/---

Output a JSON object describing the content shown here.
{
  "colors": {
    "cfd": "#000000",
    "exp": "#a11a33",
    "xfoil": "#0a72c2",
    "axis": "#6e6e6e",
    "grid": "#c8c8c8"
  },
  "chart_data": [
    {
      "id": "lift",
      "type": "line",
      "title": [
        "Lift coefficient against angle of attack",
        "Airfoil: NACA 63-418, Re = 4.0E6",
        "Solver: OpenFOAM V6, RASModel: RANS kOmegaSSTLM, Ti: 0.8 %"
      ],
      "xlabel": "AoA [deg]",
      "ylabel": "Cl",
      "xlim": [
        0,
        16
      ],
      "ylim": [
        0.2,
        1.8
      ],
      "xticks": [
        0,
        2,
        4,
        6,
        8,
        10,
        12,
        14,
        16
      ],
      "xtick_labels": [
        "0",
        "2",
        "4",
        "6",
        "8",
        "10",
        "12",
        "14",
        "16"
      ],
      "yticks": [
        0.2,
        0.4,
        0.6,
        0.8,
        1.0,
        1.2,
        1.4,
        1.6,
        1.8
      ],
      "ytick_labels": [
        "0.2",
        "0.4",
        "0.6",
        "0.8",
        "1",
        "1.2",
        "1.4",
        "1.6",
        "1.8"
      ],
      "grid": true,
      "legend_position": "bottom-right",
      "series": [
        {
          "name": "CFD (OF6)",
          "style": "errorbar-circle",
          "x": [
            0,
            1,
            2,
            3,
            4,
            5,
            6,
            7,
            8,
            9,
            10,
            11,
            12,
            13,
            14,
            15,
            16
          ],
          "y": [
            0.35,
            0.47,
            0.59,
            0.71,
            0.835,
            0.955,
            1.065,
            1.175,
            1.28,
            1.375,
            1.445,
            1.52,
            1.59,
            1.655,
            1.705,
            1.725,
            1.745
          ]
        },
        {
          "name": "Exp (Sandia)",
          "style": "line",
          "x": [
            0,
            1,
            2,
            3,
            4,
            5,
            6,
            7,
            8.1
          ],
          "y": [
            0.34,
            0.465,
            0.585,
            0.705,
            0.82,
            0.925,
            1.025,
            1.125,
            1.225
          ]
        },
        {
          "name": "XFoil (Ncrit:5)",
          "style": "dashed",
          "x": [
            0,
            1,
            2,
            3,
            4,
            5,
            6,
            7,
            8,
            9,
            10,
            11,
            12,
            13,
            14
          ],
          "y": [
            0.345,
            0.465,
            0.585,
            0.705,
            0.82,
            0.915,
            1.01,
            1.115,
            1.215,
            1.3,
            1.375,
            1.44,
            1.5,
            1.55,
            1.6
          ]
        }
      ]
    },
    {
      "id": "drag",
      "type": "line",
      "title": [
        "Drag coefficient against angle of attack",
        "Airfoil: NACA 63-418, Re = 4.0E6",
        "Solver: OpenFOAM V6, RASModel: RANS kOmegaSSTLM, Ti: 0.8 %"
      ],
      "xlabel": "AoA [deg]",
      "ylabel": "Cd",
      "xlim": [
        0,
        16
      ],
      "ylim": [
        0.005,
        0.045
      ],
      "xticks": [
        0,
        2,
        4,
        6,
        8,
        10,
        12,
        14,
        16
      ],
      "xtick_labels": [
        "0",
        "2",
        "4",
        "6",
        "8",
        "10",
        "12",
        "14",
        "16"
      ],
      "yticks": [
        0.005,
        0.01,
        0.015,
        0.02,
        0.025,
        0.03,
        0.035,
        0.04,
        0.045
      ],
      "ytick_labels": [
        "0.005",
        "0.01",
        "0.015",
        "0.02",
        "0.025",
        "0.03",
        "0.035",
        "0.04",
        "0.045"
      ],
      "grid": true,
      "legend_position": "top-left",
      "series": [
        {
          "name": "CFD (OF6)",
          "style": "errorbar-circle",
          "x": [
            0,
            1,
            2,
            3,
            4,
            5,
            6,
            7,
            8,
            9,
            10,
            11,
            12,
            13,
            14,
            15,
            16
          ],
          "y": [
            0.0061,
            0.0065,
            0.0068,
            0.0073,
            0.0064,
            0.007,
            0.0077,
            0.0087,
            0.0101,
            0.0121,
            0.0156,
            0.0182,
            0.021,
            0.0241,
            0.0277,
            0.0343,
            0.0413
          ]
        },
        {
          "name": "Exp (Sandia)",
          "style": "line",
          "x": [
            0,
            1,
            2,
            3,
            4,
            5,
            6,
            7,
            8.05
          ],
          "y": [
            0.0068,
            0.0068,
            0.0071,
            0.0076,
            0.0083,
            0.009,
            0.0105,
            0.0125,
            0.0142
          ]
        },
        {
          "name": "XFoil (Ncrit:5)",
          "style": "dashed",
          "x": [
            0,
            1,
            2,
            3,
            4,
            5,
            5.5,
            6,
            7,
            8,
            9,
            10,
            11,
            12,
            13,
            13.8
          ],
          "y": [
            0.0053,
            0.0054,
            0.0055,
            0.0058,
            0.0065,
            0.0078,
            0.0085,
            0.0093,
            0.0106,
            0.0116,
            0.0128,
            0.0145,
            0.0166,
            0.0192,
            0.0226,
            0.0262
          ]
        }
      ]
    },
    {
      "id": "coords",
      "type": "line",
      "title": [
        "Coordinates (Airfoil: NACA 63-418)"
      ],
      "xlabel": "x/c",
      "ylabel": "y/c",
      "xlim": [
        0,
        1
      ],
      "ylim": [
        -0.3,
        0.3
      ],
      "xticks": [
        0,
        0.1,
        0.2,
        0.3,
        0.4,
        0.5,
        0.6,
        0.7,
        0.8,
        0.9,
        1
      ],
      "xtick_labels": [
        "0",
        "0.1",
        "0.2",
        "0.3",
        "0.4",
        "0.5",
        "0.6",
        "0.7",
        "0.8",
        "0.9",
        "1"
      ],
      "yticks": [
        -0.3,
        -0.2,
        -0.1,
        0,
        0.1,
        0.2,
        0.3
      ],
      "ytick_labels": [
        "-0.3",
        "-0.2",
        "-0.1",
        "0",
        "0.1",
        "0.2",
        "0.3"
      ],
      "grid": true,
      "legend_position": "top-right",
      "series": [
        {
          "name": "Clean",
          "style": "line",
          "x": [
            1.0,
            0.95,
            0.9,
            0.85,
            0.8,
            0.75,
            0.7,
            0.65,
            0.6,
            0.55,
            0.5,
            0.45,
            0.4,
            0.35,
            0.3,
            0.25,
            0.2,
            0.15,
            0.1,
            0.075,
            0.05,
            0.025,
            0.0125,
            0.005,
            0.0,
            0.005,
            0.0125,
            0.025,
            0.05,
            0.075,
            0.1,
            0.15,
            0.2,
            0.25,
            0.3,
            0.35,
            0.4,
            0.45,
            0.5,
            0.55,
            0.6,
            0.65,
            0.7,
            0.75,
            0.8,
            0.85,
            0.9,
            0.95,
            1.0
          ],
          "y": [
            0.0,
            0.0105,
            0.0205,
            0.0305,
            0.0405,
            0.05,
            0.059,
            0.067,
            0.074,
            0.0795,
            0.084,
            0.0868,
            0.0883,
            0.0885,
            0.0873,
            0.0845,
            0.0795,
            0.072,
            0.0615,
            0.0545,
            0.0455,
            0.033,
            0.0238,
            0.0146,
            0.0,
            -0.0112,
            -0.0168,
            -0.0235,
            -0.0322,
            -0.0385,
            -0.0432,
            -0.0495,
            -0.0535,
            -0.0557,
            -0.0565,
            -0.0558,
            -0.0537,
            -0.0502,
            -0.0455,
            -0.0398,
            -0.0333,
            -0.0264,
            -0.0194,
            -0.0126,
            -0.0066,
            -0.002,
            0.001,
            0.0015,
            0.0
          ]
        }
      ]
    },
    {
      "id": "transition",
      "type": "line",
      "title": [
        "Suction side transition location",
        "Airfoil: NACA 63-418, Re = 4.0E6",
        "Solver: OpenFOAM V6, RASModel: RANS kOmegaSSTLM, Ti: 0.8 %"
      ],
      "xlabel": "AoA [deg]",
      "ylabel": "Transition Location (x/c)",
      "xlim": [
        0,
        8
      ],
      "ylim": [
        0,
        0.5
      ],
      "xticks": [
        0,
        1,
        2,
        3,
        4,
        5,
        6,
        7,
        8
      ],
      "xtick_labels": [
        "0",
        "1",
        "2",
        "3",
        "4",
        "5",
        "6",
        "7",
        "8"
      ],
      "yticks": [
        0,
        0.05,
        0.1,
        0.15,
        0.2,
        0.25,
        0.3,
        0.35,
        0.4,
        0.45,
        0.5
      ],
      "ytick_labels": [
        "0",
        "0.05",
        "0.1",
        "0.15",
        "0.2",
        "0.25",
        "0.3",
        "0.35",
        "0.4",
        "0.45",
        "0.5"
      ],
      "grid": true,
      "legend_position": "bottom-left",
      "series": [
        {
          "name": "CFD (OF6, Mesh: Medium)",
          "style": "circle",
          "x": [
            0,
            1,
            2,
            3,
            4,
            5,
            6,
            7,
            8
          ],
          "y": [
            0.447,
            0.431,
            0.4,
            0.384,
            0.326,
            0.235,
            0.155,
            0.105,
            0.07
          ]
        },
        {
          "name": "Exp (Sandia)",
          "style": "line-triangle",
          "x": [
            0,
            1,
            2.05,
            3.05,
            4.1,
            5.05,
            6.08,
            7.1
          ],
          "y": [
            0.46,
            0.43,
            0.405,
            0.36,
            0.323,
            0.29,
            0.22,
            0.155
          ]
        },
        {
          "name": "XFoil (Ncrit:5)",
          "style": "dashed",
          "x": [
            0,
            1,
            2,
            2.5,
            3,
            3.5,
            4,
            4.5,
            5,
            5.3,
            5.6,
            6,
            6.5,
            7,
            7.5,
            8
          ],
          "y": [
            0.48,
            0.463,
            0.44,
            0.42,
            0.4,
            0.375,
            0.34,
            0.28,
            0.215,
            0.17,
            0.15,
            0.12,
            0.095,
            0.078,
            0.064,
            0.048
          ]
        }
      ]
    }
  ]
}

\---

PROBLEM:
Pull every line containing "left" from the material above.

WRITTEN SOLUTION:
      "legend_position": "top-left",
      "legend_position": "bottom-left",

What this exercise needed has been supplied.